─── STORED DATA ───
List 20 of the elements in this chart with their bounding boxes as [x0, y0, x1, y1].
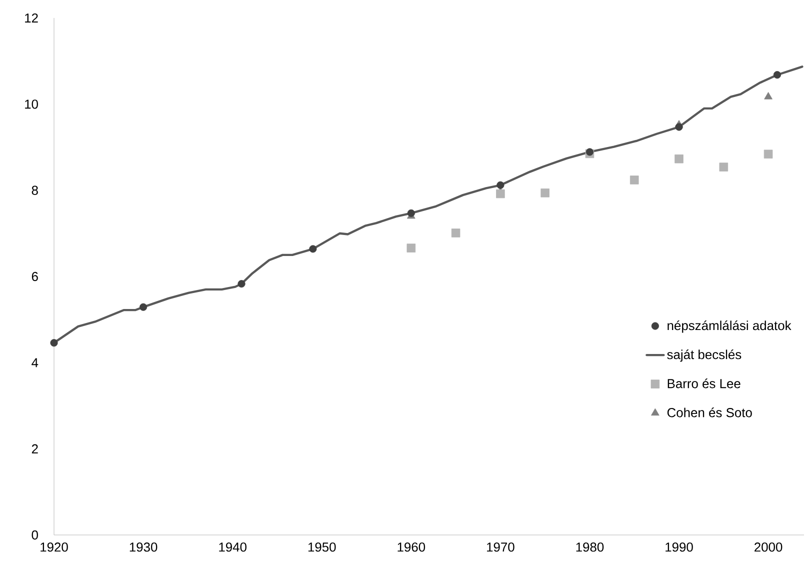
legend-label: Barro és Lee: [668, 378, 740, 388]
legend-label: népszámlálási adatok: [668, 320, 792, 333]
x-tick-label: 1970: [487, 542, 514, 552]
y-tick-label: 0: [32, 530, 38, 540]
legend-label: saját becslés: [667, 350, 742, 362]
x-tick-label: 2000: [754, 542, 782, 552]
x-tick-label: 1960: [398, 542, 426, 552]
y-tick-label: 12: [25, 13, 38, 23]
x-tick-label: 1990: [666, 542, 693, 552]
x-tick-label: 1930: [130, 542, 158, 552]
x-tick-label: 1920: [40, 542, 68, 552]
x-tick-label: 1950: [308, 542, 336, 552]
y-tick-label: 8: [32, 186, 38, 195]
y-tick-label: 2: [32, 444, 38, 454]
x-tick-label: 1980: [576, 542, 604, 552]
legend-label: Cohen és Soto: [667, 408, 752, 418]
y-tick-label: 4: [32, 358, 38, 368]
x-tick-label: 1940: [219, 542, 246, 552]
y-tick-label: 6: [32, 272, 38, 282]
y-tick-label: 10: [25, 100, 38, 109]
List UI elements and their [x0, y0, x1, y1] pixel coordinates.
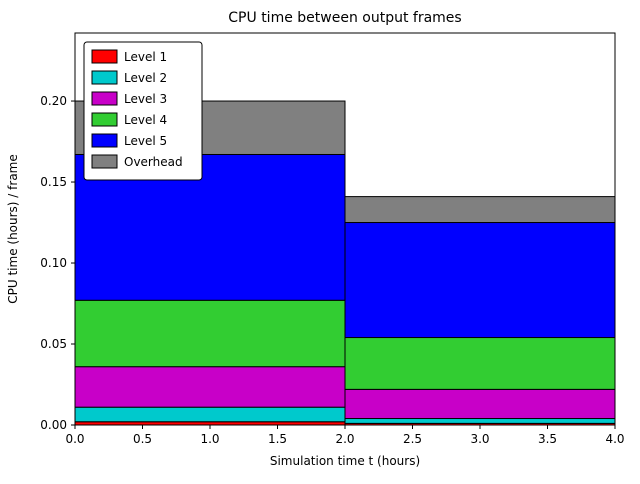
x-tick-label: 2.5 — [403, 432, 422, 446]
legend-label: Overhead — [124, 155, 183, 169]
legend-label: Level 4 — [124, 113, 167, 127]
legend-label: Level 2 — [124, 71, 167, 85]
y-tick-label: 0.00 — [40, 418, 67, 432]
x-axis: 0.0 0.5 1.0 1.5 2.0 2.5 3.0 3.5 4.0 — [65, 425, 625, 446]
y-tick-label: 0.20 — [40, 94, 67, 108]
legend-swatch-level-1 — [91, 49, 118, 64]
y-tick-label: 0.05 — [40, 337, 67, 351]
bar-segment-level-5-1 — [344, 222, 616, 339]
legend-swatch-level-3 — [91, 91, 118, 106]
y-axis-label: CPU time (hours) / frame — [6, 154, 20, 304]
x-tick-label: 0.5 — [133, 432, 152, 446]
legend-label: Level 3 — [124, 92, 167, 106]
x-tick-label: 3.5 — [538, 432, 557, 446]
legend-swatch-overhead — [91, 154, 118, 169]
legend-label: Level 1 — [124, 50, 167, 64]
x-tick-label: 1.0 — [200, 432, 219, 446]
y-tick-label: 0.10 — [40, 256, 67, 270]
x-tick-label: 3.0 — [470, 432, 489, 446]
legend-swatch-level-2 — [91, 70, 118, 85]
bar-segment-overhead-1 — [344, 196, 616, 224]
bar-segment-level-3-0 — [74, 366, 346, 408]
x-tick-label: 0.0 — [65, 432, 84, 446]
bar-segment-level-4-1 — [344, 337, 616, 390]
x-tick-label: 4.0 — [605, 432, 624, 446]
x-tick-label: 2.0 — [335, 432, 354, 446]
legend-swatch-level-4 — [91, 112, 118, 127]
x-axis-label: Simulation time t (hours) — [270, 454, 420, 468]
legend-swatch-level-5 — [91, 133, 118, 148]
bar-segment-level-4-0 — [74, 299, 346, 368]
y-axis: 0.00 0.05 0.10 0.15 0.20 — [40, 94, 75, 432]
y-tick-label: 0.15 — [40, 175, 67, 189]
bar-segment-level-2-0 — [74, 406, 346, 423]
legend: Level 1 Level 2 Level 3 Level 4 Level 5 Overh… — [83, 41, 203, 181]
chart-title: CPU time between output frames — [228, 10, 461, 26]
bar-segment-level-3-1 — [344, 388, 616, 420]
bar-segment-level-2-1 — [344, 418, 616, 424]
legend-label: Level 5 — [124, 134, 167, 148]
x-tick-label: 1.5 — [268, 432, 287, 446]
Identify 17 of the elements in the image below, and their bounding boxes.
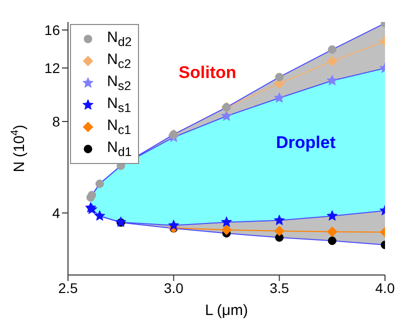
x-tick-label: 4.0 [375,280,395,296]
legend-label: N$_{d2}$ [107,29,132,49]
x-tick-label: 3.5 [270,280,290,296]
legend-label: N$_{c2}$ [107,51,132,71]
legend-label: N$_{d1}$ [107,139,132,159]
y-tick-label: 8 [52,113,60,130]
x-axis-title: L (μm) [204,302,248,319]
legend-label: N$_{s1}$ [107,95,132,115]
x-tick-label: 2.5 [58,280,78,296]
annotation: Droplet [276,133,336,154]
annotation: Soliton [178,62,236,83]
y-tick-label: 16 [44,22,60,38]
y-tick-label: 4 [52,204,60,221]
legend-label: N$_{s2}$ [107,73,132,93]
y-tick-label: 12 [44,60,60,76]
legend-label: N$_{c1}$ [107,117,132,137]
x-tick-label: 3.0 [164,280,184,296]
───
─── STORED DATA ───
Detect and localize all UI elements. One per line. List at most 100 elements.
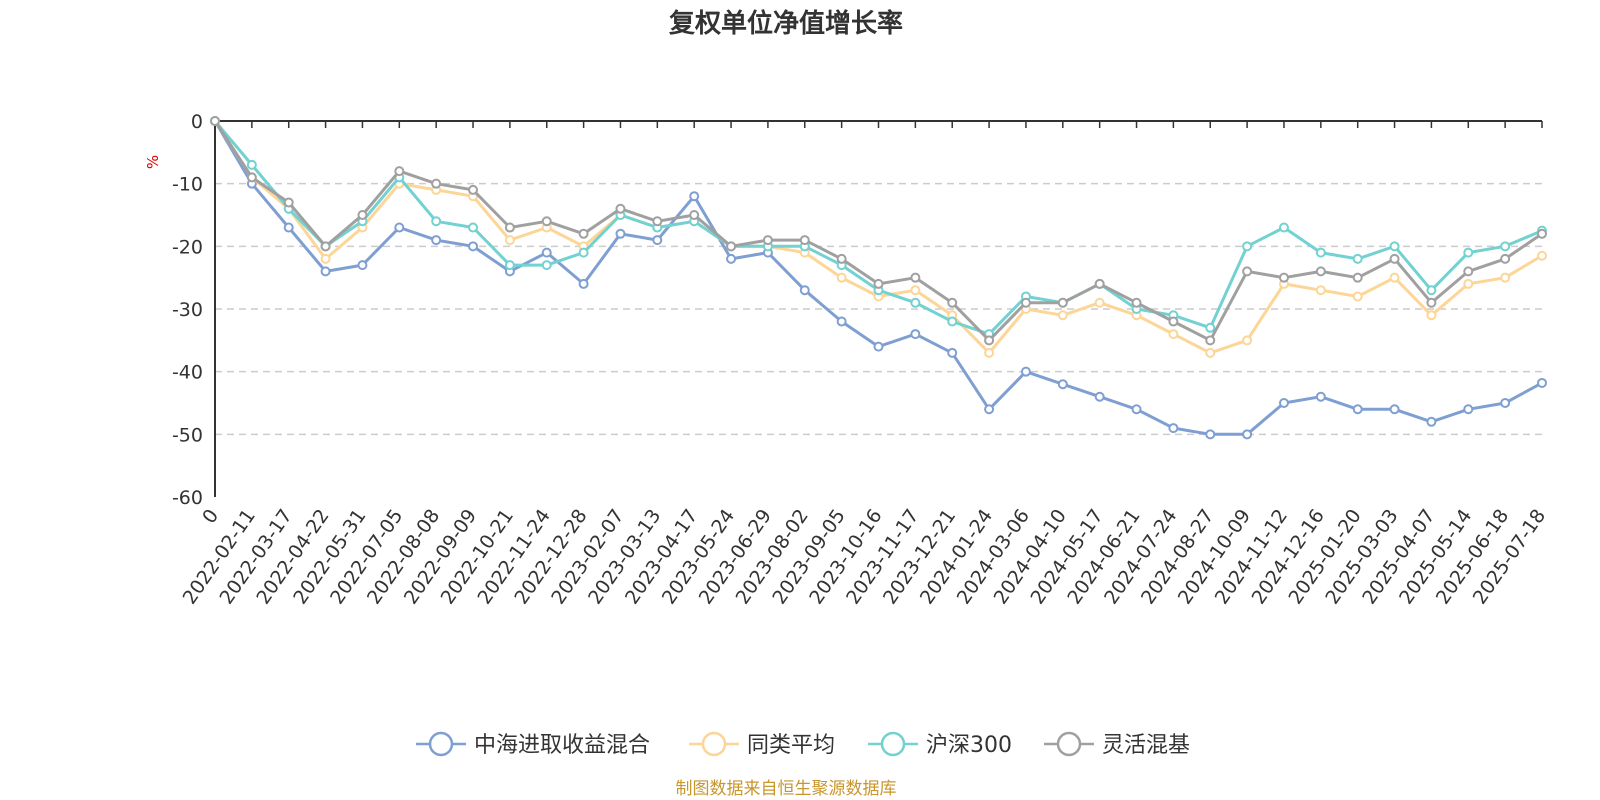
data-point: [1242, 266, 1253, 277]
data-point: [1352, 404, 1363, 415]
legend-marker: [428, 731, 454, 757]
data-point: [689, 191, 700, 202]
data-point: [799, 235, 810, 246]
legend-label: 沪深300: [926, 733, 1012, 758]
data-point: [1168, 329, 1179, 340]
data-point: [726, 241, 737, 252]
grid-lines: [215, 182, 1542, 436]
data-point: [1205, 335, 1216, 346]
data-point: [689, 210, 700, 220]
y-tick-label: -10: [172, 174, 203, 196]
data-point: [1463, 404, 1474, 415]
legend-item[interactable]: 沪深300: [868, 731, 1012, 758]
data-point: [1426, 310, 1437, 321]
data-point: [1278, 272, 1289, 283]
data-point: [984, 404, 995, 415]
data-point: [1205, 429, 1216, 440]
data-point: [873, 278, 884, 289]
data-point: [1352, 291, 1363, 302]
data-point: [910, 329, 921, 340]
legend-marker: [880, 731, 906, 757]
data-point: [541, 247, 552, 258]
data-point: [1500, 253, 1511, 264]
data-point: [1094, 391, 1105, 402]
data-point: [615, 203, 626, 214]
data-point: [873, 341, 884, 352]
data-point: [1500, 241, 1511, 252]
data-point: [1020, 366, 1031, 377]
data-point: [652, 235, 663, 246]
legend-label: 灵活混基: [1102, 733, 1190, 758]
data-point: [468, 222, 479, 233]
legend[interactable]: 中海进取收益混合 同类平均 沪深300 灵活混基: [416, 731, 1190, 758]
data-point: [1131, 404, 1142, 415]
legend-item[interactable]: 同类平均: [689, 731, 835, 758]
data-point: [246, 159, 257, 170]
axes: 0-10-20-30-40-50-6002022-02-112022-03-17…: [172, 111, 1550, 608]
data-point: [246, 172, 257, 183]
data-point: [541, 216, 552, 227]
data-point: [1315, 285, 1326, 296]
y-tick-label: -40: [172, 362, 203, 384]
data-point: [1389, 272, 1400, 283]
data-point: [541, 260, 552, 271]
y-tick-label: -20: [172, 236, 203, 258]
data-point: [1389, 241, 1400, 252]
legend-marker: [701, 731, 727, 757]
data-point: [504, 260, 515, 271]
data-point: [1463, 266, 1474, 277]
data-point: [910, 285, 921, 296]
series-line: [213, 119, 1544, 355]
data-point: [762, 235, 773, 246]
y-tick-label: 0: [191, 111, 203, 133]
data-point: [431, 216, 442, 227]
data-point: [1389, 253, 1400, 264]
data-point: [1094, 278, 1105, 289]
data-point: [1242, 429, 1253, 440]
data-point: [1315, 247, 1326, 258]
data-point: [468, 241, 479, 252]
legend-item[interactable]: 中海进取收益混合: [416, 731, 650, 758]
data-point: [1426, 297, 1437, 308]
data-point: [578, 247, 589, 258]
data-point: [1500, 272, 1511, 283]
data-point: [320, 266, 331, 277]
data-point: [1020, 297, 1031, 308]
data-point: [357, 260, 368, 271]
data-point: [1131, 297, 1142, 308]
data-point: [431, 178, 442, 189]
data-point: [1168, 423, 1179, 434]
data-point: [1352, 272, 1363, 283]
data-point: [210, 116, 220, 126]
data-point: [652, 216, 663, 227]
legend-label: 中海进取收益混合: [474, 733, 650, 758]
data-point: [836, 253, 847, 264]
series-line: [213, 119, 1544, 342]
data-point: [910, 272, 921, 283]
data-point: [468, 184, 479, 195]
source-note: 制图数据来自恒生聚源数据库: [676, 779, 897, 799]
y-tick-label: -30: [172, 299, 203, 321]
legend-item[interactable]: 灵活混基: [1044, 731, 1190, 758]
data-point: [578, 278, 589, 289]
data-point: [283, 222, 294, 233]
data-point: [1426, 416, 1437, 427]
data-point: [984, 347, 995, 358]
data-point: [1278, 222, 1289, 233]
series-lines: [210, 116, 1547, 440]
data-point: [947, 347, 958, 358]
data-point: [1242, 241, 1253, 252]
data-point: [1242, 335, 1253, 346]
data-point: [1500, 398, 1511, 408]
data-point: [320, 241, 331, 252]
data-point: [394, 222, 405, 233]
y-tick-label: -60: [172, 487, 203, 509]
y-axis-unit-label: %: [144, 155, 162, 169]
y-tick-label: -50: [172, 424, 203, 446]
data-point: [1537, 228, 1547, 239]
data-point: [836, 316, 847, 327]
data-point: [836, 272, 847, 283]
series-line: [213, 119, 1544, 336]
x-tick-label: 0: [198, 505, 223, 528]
───
◆ WHAT NEEDS TO BE DONE: Could you reproduce, character for character, the lines of the material above, beginning at the line that contains "x-tick-label: 4.0 [375,280,395,296]" and stopping after the line that contains "x-tick-label: 3.0 [164,280,184,296]"?

◆ RESPONSE TO THE EXERCISE:
x-tick-label: 4.0 [375,280,395,296]
legend-label: N$_{d2}$ [107,29,132,49]
x-tick-label: 3.5 [270,280,290,296]
legend-label: N$_{c2}$ [107,51,132,71]
legend-label: N$_{d1}$ [107,139,132,159]
y-tick-label: 8 [52,113,60,130]
x-axis-title: L (μm) [204,302,248,319]
legend-label: N$_{s1}$ [107,95,132,115]
x-tick-label: 2.5 [58,280,78,296]
annotation: Droplet [276,133,336,154]
annotation: Soliton [178,62,236,83]
y-tick-label: 16 [44,22,60,38]
y-tick-label: 4 [52,204,60,221]
legend-label: N$_{s2}$ [107,73,132,93]
y-tick-label: 12 [44,60,60,76]
legend-label: N$_{c1}$ [107,117,132,137]
x-tick-label: 3.0 [164,280,184,296]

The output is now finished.